> What is required
Output the data below in full, byte for byte. Nothing may differ.

> Supplied entries
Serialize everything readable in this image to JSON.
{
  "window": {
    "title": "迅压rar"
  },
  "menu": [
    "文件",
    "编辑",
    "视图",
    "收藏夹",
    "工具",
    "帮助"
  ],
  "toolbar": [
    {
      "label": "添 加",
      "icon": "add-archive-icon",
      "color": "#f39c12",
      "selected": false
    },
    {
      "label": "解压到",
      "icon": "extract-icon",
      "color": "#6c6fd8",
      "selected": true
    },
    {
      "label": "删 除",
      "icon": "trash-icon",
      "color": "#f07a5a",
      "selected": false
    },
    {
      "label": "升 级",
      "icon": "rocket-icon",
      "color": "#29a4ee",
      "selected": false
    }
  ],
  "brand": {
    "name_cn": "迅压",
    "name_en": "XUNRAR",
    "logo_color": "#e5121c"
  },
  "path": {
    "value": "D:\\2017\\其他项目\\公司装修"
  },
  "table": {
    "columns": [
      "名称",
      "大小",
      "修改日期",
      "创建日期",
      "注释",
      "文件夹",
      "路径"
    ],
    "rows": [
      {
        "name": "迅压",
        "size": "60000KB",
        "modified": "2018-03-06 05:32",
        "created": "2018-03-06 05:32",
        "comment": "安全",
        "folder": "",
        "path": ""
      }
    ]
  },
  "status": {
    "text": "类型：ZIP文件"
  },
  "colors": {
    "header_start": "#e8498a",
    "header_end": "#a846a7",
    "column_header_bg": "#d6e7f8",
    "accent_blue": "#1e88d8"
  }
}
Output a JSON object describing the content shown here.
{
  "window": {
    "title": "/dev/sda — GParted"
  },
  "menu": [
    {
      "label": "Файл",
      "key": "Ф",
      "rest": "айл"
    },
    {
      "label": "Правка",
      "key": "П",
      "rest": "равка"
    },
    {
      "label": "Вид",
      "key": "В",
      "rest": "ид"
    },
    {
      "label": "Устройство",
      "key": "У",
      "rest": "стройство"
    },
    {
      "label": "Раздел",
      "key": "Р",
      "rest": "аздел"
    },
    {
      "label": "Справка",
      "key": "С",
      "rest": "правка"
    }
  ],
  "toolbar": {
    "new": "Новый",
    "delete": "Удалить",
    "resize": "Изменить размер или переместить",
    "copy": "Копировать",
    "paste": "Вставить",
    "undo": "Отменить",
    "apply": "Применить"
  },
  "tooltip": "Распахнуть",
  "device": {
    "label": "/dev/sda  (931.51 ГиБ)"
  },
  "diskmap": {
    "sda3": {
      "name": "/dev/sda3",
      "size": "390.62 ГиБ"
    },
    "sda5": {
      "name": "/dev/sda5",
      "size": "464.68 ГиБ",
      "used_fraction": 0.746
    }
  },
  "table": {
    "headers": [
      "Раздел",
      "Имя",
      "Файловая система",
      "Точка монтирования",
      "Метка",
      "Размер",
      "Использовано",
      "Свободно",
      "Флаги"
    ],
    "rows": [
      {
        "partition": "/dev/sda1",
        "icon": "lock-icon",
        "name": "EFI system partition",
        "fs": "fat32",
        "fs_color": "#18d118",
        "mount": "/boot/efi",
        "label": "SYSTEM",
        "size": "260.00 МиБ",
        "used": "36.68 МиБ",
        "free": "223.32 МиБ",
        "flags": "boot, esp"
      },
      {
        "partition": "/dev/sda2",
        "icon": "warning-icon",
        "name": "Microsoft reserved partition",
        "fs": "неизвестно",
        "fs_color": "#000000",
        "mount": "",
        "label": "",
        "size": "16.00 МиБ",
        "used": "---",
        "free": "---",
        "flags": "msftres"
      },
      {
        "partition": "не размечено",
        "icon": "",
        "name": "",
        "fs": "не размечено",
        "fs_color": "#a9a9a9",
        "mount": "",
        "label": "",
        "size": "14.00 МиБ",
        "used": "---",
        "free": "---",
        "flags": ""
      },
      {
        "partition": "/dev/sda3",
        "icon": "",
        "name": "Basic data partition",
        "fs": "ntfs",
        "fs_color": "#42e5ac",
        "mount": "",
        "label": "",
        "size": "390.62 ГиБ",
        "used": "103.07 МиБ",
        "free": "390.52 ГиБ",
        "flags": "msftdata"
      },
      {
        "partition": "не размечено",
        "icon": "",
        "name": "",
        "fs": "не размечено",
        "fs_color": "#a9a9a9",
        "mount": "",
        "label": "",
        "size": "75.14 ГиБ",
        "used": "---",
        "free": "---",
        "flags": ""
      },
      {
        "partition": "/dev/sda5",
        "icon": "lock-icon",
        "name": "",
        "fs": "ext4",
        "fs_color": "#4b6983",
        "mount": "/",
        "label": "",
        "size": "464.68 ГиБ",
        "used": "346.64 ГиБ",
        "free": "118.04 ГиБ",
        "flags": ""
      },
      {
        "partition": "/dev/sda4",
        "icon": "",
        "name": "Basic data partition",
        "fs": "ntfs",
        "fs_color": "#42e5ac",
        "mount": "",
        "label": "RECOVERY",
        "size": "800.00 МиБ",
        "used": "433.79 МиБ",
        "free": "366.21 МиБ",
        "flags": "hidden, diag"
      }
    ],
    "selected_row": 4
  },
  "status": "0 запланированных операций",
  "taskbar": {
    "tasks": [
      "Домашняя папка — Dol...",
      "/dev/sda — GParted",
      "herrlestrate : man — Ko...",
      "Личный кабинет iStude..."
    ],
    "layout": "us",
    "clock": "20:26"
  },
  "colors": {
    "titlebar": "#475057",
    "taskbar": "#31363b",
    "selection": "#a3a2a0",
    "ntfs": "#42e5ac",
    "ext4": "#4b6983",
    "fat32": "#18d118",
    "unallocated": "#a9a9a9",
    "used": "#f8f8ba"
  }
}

> Expected answer
Serialize everything readable in this image to JSON.
{
  "window": {
    "title": "迅压rar"
  },
  "menu": [
    "文件",
    "编辑",
    "视图",
    "收藏夹",
    "工具",
    "帮助"
  ],
  "toolbar": [
    {
      "label": "添 加",
      "icon": "add-archive-icon",
      "color": "#f39c12",
      "selected": false
    },
    {
      "label": "解压到",
      "icon": "extract-icon",
      "color": "#6c6fd8",
      "selected": true
    },
    {
      "label": "删 除",
      "icon": "trash-icon",
      "color": "#f07a5a",
      "selected": false
    },
    {
      "label": "升 级",
      "icon": "rocket-icon",
      "color": "#29a4ee",
      "selected": false
    }
  ],
  "brand": {
    "name_cn": "迅压",
    "name_en": "XUNRAR",
    "logo_color": "#e5121c"
  },
  "path": {
    "value": "D:\\2017\\其他项目\\公司装修"
  },
  "table": {
    "columns": [
      "名称",
      "大小",
      "修改日期",
      "创建日期",
      "注释",
      "文件夹",
      "路径"
    ],
    "rows": [
      {
        "name": "迅压",
        "size": "60000KB",
        "modified": "2018-03-06 05:32",
        "created": "2018-03-06 05:32",
        "comment": "安全",
        "folder": "",
        "path": ""
      }
    ]
  },
  "status": {
    "text": "类型：ZIP文件"
  },
  "colors": {
    "header_start": "#e8498a",
    "header_end": "#a846a7",
    "column_header_bg": "#d6e7f8",
    "accent_blue": "#1e88d8"
  }
}
Output a JSON object describing the content shown here.
{
  "window": {
    "title": "/dev/sda — GParted"
  },
  "menu": [
    {
      "label": "Файл",
      "key": "Ф",
      "rest": "айл"
    },
    {
      "label": "Правка",
      "key": "П",
      "rest": "равка"
    },
    {
      "label": "Вид",
      "key": "В",
      "rest": "ид"
    },
    {
      "label": "Устройство",
      "key": "У",
      "rest": "стройство"
    },
    {
      "label": "Раздел",
      "key": "Р",
      "rest": "аздел"
    },
    {
      "label": "Справка",
      "key": "С",
      "rest": "правка"
    }
  ],
  "toolbar": {
    "new": "Новый",
    "delete": "Удалить",
    "resize": "Изменить размер или переместить",
    "copy": "Копировать",
    "paste": "Вставить",
    "undo": "Отменить",
    "apply": "Применить"
  },
  "tooltip": "Распахнуть",
  "device": {
    "label": "/dev/sda  (931.51 ГиБ)"
  },
  "diskmap": {
    "sda3": {
      "name": "/dev/sda3",
      "size": "390.62 ГиБ"
    },
    "sda5": {
      "name": "/dev/sda5",
      "size": "464.68 ГиБ",
      "used_fraction": 0.746
    }
  },
  "table": {
    "headers": [
      "Раздел",
      "Имя",
      "Файловая система",
      "Точка монтирования",
      "Метка",
      "Размер",
      "Использовано",
      "Свободно",
      "Флаги"
    ],
    "rows": [
      {
        "partition": "/dev/sda1",
        "icon": "lock-icon",
        "name": "EFI system partition",
        "fs": "fat32",
        "fs_color": "#18d118",
        "mount": "/boot/efi",
        "label": "SYSTEM",
        "size": "260.00 МиБ",
        "used": "36.68 МиБ",
        "free": "223.32 МиБ",
        "flags": "boot, esp"
      },
      {
        "partition": "/dev/sda2",
        "icon": "warning-icon",
        "name": "Microsoft reserved partition",
        "fs": "неизвестно",
        "fs_color": "#000000",
        "mount": "",
        "label": "",
        "size": "16.00 МиБ",
        "used": "---",
        "free": "---",
        "flags": "msftres"
      },
      {
        "partition": "не размечено",
        "icon": "",
        "name": "",
        "fs": "не размечено",
        "fs_color": "#a9a9a9",
        "mount": "",
        "label": "",
        "size": "14.00 МиБ",
        "used": "---",
        "free": "---",
        "flags": ""
      },
      {
        "partition": "/dev/sda3",
        "icon": "",
        "name": "Basic data partition",
        "fs": "ntfs",
        "fs_color": "#42e5ac",
        "mount": "",
        "label": "",
        "size": "390.62 ГиБ",
        "used": "103.07 МиБ",
        "free": "390.52 ГиБ",
        "flags": "msftdata"
      },
      {
        "partition": "не размечено",
        "icon": "",
        "name": "",
        "fs": "не размечено",
        "fs_color": "#a9a9a9",
        "mount": "",
        "label": "",
        "size": "75.14 ГиБ",
        "used": "---",
        "free": "---",
        "flags": ""
      },
      {
        "partition": "/dev/sda5",
        "icon": "lock-icon",
        "name": "",
        "fs": "ext4",
        "fs_color": "#4b6983",
        "mount": "/",
        "label": "",
        "size": "464.68 ГиБ",
        "used": "346.64 ГиБ",
        "free": "118.04 ГиБ",
        "flags": ""
      },
      {
        "partition": "/dev/sda4",
        "icon": "",
        "name": "Basic data partition",
        "fs": "ntfs",
        "fs_color": "#42e5ac",
        "mount": "",
        "label": "RECOVERY",
        "size": "800.00 МиБ",
        "used": "433.79 МиБ",
        "free": "366.21 МиБ",
        "flags": "hidden, diag"
      }
    ],
    "selected_row": 4
  },
  "status": "0 запланированных операций",
  "taskbar": {
    "tasks": [
      "Домашняя папка — Dol...",
      "/dev/sda — GParted",
      "herrlestrate : man — Ko...",
      "Личный кабинет iStude..."
    ],
    "layout": "us",
    "clock": "20:26"
  },
  "colors": {
    "titlebar": "#475057",
    "taskbar": "#31363b",
    "selection": "#a3a2a0",
    "ntfs": "#42e5ac",
    "ext4": "#4b6983",
    "fat32": "#18d118",
    "unallocated": "#a9a9a9",
    "used": "#f8f8ba"
  }
}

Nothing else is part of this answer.